Task directions. All entries are to be given again verbatim.

The records.
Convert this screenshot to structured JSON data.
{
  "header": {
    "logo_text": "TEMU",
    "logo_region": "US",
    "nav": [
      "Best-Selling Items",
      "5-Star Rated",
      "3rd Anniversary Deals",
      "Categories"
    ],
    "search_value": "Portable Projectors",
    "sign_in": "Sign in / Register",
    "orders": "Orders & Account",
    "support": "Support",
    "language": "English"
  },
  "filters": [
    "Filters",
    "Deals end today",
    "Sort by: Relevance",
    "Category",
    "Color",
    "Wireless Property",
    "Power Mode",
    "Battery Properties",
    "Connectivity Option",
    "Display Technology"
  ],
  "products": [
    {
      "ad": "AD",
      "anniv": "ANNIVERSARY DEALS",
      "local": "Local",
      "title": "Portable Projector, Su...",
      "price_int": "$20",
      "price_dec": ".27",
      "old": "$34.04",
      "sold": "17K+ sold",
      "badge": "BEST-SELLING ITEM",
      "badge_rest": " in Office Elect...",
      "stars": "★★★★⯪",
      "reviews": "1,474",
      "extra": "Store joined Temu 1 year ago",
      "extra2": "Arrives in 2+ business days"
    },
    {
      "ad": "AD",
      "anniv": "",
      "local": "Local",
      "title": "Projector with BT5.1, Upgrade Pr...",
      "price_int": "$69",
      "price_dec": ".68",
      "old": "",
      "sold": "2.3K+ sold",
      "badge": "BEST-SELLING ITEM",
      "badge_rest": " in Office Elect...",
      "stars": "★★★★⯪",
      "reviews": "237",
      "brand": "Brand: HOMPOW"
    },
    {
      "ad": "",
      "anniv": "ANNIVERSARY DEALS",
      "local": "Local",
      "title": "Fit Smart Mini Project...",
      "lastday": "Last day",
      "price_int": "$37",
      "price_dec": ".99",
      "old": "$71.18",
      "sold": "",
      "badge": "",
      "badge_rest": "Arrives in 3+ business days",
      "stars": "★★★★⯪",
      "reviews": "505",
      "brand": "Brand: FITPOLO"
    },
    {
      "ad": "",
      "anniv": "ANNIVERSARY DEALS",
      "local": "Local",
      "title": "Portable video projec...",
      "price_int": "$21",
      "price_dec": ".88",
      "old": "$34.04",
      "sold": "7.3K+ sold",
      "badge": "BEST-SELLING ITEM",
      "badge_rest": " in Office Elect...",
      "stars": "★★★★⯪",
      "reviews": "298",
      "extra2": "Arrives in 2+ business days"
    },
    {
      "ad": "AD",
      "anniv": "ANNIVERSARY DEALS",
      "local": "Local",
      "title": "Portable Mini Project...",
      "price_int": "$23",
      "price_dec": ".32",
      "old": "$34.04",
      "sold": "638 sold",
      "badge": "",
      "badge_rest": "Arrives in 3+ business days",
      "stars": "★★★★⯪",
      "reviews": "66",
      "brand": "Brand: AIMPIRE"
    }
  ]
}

Written answer.
Convert this screenshot to structured JSON data.
{
  "header": {
    "logo_text": "TEMU",
    "logo_region": "US",
    "nav": [
      "Best-Selling Items",
      "5-Star Rated",
      "3rd Anniversary Deals",
      "Categories"
    ],
    "search_value": "Portable Projectors",
    "sign_in": "Sign in / Register",
    "orders": "Orders & Account",
    "support": "Support",
    "language": "English"
  },
  "filters": [
    "Filters",
    "Deals end today",
    "Sort by: Relevance",
    "Category",
    "Color",
    "Wireless Property",
    "Power Mode",
    "Battery Properties",
    "Connectivity Option",
    "Display Technology"
  ],
  "products": [
    {
      "ad": "AD",
      "anniv": "ANNIVERSARY DEALS",
      "local": "Local",
      "title": "Portable Projector, Su...",
      "price_int": "$20",
      "price_dec": ".27",
      "old": "$34.04",
      "sold": "17K+ sold",
      "badge": "BEST-SELLING ITEM",
      "badge_rest": " in Office Elect...",
      "stars": "★★★★⯪",
      "reviews": "1,474",
      "extra": "Store joined Temu 1 year ago",
      "extra2": "Arrives in 2+ business days"
    },
    {
      "ad": "AD",
      "anniv": "",
      "local": "Local",
      "title": "Projector with BT5.1, Upgrade Pr...",
      "price_int": "$69",
      "price_dec": ".68",
      "old": "",
      "sold": "2.3K+ sold",
      "badge": "BEST-SELLING ITEM",
      "badge_rest": " in Office Elect...",
      "stars": "★★★★⯪",
      "reviews": "237",
      "brand": "Brand: HOMPOW"
    },
    {
      "ad": "",
      "anniv": "ANNIVERSARY DEALS",
      "local": "Local",
      "title": "Fit Smart Mini Project...",
      "lastday": "Last day",
      "price_int": "$37",
      "price_dec": ".99",
      "old": "$71.18",
      "sold": "",
      "badge": "",
      "badge_rest": "Arrives in 3+ business days",
      "stars": "★★★★⯪",
      "reviews": "505",
      "brand": "Brand: FITPOLO"
    },
    {
      "ad": "",
      "anniv": "ANNIVERSARY DEALS",
      "local": "Local",
      "title": "Portable video projec...",
      "price_int": "$21",
      "price_dec": ".88",
      "old": "$34.04",
      "sold": "7.3K+ sold",
      "badge": "BEST-SELLING ITEM",
      "badge_rest": " in Office Elect...",
      "stars": "★★★★⯪",
      "reviews": "298",
      "extra2": "Arrives in 2+ business days"
    },
    {
      "ad": "AD",
      "anniv": "ANNIVERSARY DEALS",
      "local": "Local",
      "title": "Portable Mini Project...",
      "price_int": "$23",
      "price_dec": ".32",
      "old": "$34.04",
      "sold": "638 sold",
      "badge": "",
      "badge_rest": "Arrives in 3+ business days",
      "stars": "★★★★⯪",
      "reviews": "66",
      "brand": "Brand: AIMPIRE"
    }
  ]
}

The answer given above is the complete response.